▶ SHORT TASK: In the listing that follows, count each line where the word "JSON" appears; write nothing but the count.

.....

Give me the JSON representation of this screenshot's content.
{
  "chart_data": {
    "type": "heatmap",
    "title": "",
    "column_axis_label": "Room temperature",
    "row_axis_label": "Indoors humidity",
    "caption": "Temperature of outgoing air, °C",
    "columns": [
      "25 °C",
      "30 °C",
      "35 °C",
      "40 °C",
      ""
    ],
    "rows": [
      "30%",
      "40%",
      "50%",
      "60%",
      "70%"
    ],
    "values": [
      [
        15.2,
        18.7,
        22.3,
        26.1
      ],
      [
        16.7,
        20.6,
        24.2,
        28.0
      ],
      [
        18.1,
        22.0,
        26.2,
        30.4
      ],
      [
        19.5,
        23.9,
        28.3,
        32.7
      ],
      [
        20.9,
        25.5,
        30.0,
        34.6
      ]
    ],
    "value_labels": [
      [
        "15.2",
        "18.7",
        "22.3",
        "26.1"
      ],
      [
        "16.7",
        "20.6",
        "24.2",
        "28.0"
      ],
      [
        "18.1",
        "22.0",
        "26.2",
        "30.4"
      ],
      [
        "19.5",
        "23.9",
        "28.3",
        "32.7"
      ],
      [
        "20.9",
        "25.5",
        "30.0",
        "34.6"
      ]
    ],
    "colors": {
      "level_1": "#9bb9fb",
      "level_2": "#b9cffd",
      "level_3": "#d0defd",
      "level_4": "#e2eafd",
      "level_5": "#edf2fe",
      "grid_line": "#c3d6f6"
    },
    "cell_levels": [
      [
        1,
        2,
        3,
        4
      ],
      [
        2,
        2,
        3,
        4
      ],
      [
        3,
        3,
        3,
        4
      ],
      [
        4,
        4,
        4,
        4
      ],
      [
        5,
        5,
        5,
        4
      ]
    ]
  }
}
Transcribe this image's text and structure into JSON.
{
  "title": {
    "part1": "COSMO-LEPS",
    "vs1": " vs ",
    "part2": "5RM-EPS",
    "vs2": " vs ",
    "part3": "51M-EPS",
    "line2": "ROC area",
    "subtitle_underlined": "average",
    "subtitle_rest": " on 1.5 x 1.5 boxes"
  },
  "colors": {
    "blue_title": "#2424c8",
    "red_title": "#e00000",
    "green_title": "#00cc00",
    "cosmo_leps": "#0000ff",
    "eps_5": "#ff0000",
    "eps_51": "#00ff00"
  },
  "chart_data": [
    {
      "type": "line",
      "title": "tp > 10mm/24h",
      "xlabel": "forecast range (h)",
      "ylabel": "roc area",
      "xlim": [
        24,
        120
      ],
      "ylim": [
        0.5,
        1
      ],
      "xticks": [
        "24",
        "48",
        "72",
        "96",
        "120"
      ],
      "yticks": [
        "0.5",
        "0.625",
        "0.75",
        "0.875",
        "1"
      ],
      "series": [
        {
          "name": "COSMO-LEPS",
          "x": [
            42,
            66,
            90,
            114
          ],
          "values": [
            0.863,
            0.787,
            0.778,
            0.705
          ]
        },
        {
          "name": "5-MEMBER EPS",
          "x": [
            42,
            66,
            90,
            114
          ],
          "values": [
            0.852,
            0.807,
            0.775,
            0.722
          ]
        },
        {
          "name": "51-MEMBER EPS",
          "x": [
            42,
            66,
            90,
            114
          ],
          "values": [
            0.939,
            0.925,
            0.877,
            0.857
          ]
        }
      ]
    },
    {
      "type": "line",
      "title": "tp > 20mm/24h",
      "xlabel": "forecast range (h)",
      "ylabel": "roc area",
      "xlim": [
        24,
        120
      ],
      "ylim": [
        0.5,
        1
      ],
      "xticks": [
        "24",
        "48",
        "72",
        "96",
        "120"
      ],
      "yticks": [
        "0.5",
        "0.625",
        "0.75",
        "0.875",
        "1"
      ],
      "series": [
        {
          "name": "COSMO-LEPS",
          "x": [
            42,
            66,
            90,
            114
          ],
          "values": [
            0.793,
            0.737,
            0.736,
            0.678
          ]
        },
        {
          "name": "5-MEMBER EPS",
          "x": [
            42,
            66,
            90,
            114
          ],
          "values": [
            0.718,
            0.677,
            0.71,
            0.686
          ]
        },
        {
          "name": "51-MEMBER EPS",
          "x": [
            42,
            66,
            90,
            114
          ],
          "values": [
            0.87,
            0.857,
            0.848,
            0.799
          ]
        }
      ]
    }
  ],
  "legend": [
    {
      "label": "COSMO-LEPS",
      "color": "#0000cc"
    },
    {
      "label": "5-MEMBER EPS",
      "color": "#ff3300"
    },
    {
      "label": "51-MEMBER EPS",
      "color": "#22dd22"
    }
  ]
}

.....

▶ ANSWER TO THE EXERCISE: 2